PASSAGE PROVIDED:
----------
Distributed James Server — Architecture

This sections presents the Distributed Server architecture.

Storage

In order to deliver its promises, the Distributed Server leverages the following storage strategies:

Storage responsibilities for the Distributed Server
  • Cassandra is used for metadata storage

  • The blob store storage interface is responsible of storing potentially large binary data. For instance email bodies, headers or attachments. Different technologies can be used: Cassandra, or S3 compatible Object Storage (S3 or Swift)

  • ElasticSearch component empowers full text search on emails.

  • RabbitMQ enables James nodes of a same cluster to collaborate together.

  • Tika (optional) enables text extraction from attachments, thus improving full text search results.

  • SpamAssassin (optional) can be used for Spam detection and user feedback is supported.

This page further details Distributed James consistency model.

Protocols

The following protocols are supported and can be used to interact with the Distributed Server:

  • SMTP

  • IMAP

  • WebAdmin REST Administration API

  • LMTP

The following protocols should be considered experimental

  • JMAP (draft specification as defined here)

  • POP3

Topology

While it is perfectly possible to deploy homogeneous James instances, with the same configuration and thus the same protocols and the same responsibilities one might want to investigate in 'Specialized instances'.
----------
PROVIDED DATA:

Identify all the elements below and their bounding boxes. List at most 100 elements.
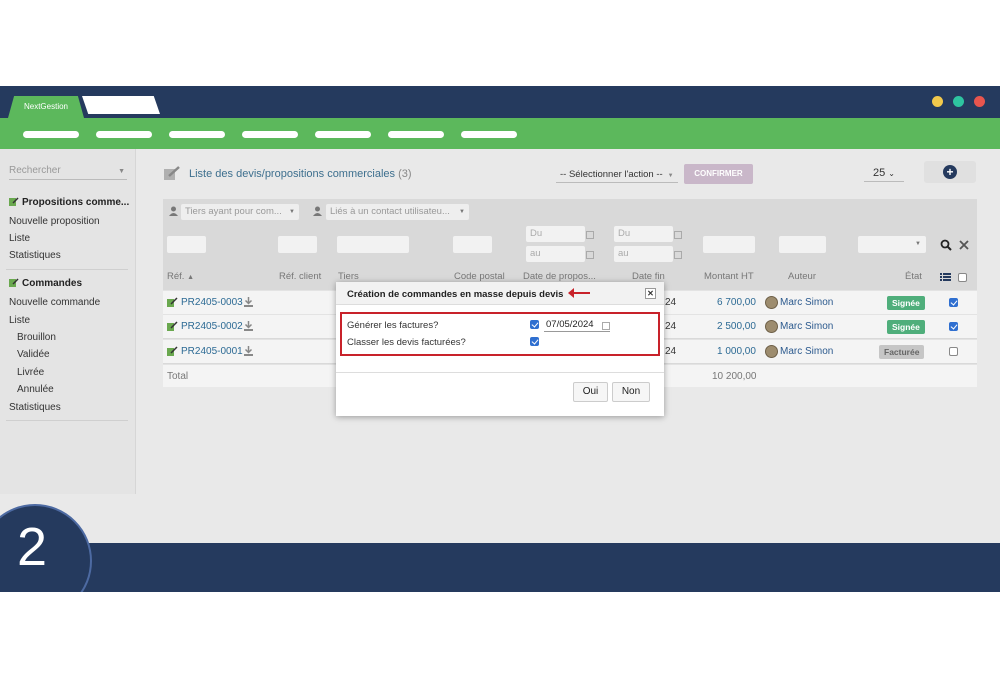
----------
GIVEN TASK: Reproduce the entire Distributed James Server architecture page word for word. Rely only on the Distributed James Server architecture page for what follows.

EXPECTED ANSWER:
Distributed James Server — Architecture

This sections presents the Distributed Server architecture.

Storage

In order to deliver its promises, the Distributed Server leverages the following storage strategies:

Storage responsibilities for the Distributed Server
  • Cassandra is used for metadata storage

  • The blob store storage interface is responsible of storing potentially large binary data. For instance email bodies, headers or attachments. Different technologies can be used: Cassandra, or S3 compatible Object Storage (S3 or Swift)

  • ElasticSearch component empowers full text search on emails.

  • RabbitMQ enables James nodes of a same cluster to collaborate together.

  • Tika (optional) enables text extraction from attachments, thus improving full text search results.

  • SpamAssassin (optional) can be used for Spam detection and user feedback is supported.

This page further details Distributed James consistency model.

Protocols

The following protocols are supported and can be used to interact with the Distributed Server:

  • SMTP

  • IMAP

  • WebAdmin REST Administration API

  • LMTP

The following protocols should be considered experimental

  • JMAP (draft specification as defined here)

  • POP3

Topology

While it is perfectly possible to deploy homogeneous James instances, with the same configuration and thus the same protocols and the same responsibilities one might want to investigate in 'Specialized instances'.